Under this task are some entries; return every one of them exactly.
++++++++++++++++++++
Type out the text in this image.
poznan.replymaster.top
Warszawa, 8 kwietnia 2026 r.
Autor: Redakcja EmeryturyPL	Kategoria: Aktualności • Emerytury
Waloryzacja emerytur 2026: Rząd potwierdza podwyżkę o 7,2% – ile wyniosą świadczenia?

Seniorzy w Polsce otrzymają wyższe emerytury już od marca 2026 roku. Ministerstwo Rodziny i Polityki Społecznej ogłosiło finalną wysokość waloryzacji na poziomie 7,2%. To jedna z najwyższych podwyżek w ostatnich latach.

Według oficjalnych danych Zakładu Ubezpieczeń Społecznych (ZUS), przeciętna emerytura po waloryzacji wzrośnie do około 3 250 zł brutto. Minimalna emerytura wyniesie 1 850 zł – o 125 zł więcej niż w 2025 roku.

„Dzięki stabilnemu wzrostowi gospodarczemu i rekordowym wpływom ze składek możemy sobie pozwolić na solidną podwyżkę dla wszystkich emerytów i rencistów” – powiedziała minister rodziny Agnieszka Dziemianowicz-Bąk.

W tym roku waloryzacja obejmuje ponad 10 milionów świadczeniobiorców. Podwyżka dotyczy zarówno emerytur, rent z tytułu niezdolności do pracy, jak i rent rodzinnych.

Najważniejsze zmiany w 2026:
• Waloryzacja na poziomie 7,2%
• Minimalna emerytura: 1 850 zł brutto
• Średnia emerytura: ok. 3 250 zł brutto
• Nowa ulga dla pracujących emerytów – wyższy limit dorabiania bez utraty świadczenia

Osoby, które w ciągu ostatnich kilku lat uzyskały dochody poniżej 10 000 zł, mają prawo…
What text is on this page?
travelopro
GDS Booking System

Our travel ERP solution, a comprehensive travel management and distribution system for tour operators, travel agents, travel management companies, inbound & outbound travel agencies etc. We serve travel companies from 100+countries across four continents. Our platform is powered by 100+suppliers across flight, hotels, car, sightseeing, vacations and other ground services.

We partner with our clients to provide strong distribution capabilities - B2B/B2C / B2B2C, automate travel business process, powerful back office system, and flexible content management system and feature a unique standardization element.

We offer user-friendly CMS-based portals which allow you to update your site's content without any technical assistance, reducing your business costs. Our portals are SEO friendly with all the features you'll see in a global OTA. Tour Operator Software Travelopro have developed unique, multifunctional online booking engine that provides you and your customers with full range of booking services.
++++++++++++++++++++
The response:
Type out the text in this image.
poznan.replymaster.top
Warszawa, 8 kwietnia 2026 r.
Autor: Redakcja EmeryturyPL	Kategoria: Aktualności • Emerytury
Waloryzacja emerytur 2026: Rząd potwierdza podwyżkę o 7,2% – ile wyniosą świadczenia?

Seniorzy w Polsce otrzymają wyższe emerytury już od marca 2026 roku. Ministerstwo Rodziny i Polityki Społecznej ogłosiło finalną wysokość waloryzacji na poziomie 7,2%. To jedna z najwyższych podwyżek w ostatnich latach.

Według oficjalnych danych Zakładu Ubezpieczeń Społecznych (ZUS), przeciętna emerytura po waloryzacji wzrośnie do około 3 250 zł brutto. Minimalna emerytura wyniesie 1 850 zł – o 125 zł więcej niż w 2025 roku.

„Dzięki stabilnemu wzrostowi gospodarczemu i rekordowym wpływom ze składek możemy sobie pozwolić na solidną podwyżkę dla wszystkich emerytów i rencistów” – powiedziała minister rodziny Agnieszka Dziemianowicz-Bąk.

W tym roku waloryzacja obejmuje ponad 10 milionów świadczeniobiorców. Podwyżka dotyczy zarówno emerytur, rent z tytułu niezdolności do pracy, jak i rent rodzinnych.

Najważniejsze zmiany w 2026:
• Waloryzacja na poziomie 7,2%
• Minimalna emerytura: 1 850 zł brutto
• Średnia emerytura: ok. 3 250 zł brutto
• Nowa ulga dla pracujących emerytów – wyższy limit dorabiania bez utraty świadczenia

Osoby, które w ciągu ostatnich kilku lat uzyskały dochody poniżej 10 000 zł, mają prawo…
What text is on this page?
travelopro
GDS Booking System

Our travel ERP solution, a comprehensive travel management and distribution system for tour operators, travel agents, travel management companies, inbound & outbound travel agencies etc. We serve travel companies from 100+countries across four continents. Our platform is powered by 100+suppliers across flight, hotels, car, sightseeing, vacations and other ground services.

We partner with our clients to provide strong distribution capabilities - B2B/B2C / B2B2C, automate travel business process, powerful back office system, and flexible content management system and feature a unique standardization element.

We offer user-friendly CMS-based portals which allow you to update your site's content without any technical assistance, reducing your business costs. Our portals are SEO friendly with all the features you'll see in a global OTA. Tour Operator Software Travelopro have developed unique, multifunctional online booking engine that provides you and your customers with full range of booking services.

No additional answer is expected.